***** Records supplied *****

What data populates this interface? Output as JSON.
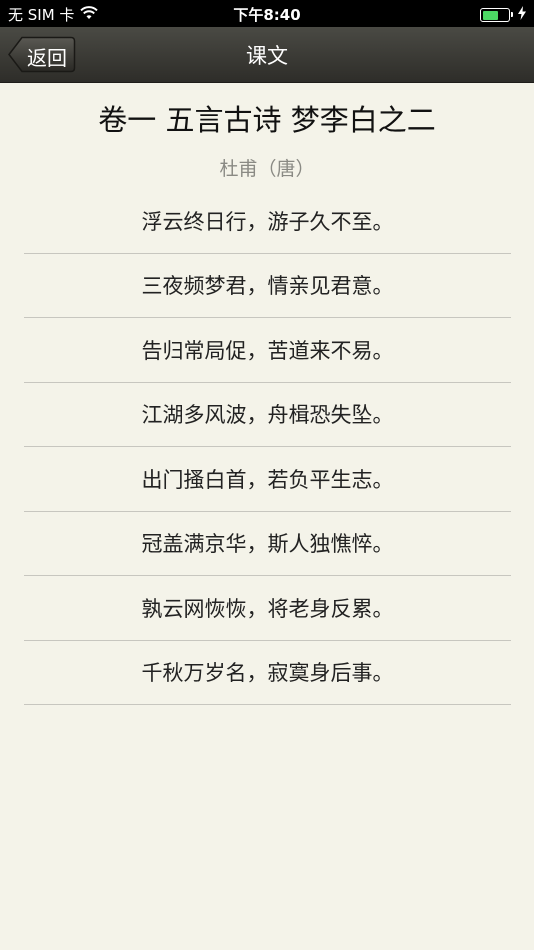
{
  "status_bar": {
    "carrier": "无 SIM 卡",
    "time": "下午8:40",
    "battery_level": 0.6,
    "battery_color": "#4cd964"
  },
  "nav": {
    "back_label": "返回",
    "title": "课文"
  },
  "poem": {
    "title": "卷一 五言古诗 梦李白之二",
    "author": "杜甫（唐）",
    "lines": [
      "浮云终日行，游子久不至。",
      "三夜频梦君，情亲见君意。",
      "告归常局促，苦道来不易。",
      "江湖多风波，舟楫恐失坠。",
      "出门搔白首，若负平生志。",
      "冠盖满京华，斯人独憔悴。",
      "孰云网恢恢，将老身反累。",
      "千秋万岁名，寂寞身后事。"
    ]
  },
  "icons": {
    "wifi": "wifi-icon",
    "battery": "battery-icon",
    "charging": "charging-bolt-icon",
    "back": "back-chevron-icon"
  }
}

*****

▶ Directions for this task:
Write out every line above exactly as it is, leaving out the pictures.

▶ Exercise output:
What data populates this interface? Output as JSON.
{
  "status_bar": {
    "carrier": "无 SIM 卡",
    "time": "下午8:40",
    "battery_level": 0.6,
    "battery_color": "#4cd964"
  },
  "nav": {
    "back_label": "返回",
    "title": "课文"
  },
  "poem": {
    "title": "卷一 五言古诗 梦李白之二",
    "author": "杜甫（唐）",
    "lines": [
      "浮云终日行，游子久不至。",
      "三夜频梦君，情亲见君意。",
      "告归常局促，苦道来不易。",
      "江湖多风波，舟楫恐失坠。",
      "出门搔白首，若负平生志。",
      "冠盖满京华，斯人独憔悴。",
      "孰云网恢恢，将老身反累。",
      "千秋万岁名，寂寞身后事。"
    ]
  },
  "icons": {
    "wifi": "wifi-icon",
    "battery": "battery-icon",
    "charging": "charging-bolt-icon",
    "back": "back-chevron-icon"
  }
}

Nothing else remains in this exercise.